What needs to be done
The expected output is the complete listing, copied word for word.

[[ Input data open ]]

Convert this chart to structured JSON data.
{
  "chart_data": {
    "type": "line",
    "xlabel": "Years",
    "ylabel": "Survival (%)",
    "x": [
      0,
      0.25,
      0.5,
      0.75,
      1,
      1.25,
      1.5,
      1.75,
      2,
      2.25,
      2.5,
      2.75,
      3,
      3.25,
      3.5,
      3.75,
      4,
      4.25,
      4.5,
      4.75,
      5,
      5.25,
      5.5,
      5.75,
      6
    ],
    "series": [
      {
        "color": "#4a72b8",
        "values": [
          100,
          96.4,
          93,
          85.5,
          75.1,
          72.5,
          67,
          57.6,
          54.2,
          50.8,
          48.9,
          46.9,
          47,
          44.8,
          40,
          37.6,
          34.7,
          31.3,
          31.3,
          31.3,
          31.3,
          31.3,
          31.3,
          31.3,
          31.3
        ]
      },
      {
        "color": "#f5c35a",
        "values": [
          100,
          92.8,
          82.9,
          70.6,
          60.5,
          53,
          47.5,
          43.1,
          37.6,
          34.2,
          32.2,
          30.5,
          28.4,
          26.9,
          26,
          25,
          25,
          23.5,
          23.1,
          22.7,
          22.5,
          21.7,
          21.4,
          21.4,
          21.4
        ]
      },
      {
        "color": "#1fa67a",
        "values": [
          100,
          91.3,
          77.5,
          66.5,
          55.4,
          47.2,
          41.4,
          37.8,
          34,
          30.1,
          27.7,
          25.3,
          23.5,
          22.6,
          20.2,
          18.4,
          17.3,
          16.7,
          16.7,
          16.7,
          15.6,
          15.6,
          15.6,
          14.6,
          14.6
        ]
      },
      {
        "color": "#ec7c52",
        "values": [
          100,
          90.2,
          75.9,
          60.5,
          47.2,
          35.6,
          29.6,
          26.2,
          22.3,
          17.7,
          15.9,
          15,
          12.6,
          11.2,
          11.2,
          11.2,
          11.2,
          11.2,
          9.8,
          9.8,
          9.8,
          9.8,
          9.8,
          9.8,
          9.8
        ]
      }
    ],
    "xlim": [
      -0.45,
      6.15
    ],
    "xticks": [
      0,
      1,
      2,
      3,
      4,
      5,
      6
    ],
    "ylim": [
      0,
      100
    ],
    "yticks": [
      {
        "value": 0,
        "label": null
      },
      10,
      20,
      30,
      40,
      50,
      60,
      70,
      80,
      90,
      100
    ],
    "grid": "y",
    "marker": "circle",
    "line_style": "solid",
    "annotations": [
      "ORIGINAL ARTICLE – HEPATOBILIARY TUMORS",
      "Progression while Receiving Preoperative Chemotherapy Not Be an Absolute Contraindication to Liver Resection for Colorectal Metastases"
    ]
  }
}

[[ Input data closed ]]

Answer to the exercise
Convert this chart to structured JSON data.
{
  "chart_data": {
    "type": "line",
    "xlabel": "Years",
    "ylabel": "Survival (%)",
    "x": [
      0,
      0.25,
      0.5,
      0.75,
      1,
      1.25,
      1.5,
      1.75,
      2,
      2.25,
      2.5,
      2.75,
      3,
      3.25,
      3.5,
      3.75,
      4,
      4.25,
      4.5,
      4.75,
      5,
      5.25,
      5.5,
      5.75,
      6
    ],
    "series": [
      {
        "color": "#4a72b8",
        "values": [
          100,
          96.4,
          93,
          85.5,
          75.1,
          72.5,
          67,
          57.6,
          54.2,
          50.8,
          48.9,
          46.9,
          47,
          44.8,
          40,
          37.6,
          34.7,
          31.3,
          31.3,
          31.3,
          31.3,
          31.3,
          31.3,
          31.3,
          31.3
        ]
      },
      {
        "color": "#f5c35a",
        "values": [
          100,
          92.8,
          82.9,
          70.6,
          60.5,
          53,
          47.5,
          43.1,
          37.6,
          34.2,
          32.2,
          30.5,
          28.4,
          26.9,
          26,
          25,
          25,
          23.5,
          23.1,
          22.7,
          22.5,
          21.7,
          21.4,
          21.4,
          21.4
        ]
      },
      {
        "color": "#1fa67a",
        "values": [
          100,
          91.3,
          77.5,
          66.5,
          55.4,
          47.2,
          41.4,
          37.8,
          34,
          30.1,
          27.7,
          25.3,
          23.5,
          22.6,
          20.2,
          18.4,
          17.3,
          16.7,
          16.7,
          16.7,
          15.6,
          15.6,
          15.6,
          14.6,
          14.6
        ]
      },
      {
        "color": "#ec7c52",
        "values": [
          100,
          90.2,
          75.9,
          60.5,
          47.2,
          35.6,
          29.6,
          26.2,
          22.3,
          17.7,
          15.9,
          15,
          12.6,
          11.2,
          11.2,
          11.2,
          11.2,
          11.2,
          9.8,
          9.8,
          9.8,
          9.8,
          9.8,
          9.8,
          9.8
        ]
      }
    ],
    "xlim": [
      -0.45,
      6.15
    ],
    "xticks": [
      0,
      1,
      2,
      3,
      4,
      5,
      6
    ],
    "ylim": [
      0,
      100
    ],
    "yticks": [
      {
        "value": 0,
        "label": null
      },
      10,
      20,
      30,
      40,
      50,
      60,
      70,
      80,
      90,
      100
    ],
    "grid": "y",
    "marker": "circle",
    "line_style": "solid",
    "annotations": [
      "ORIGINAL ARTICLE – HEPATOBILIARY TUMORS",
      "Progression while Receiving Preoperative Chemotherapy Not Be an Absolute Contraindication to Liver Resection for Colorectal Metastases"
    ]
  }
}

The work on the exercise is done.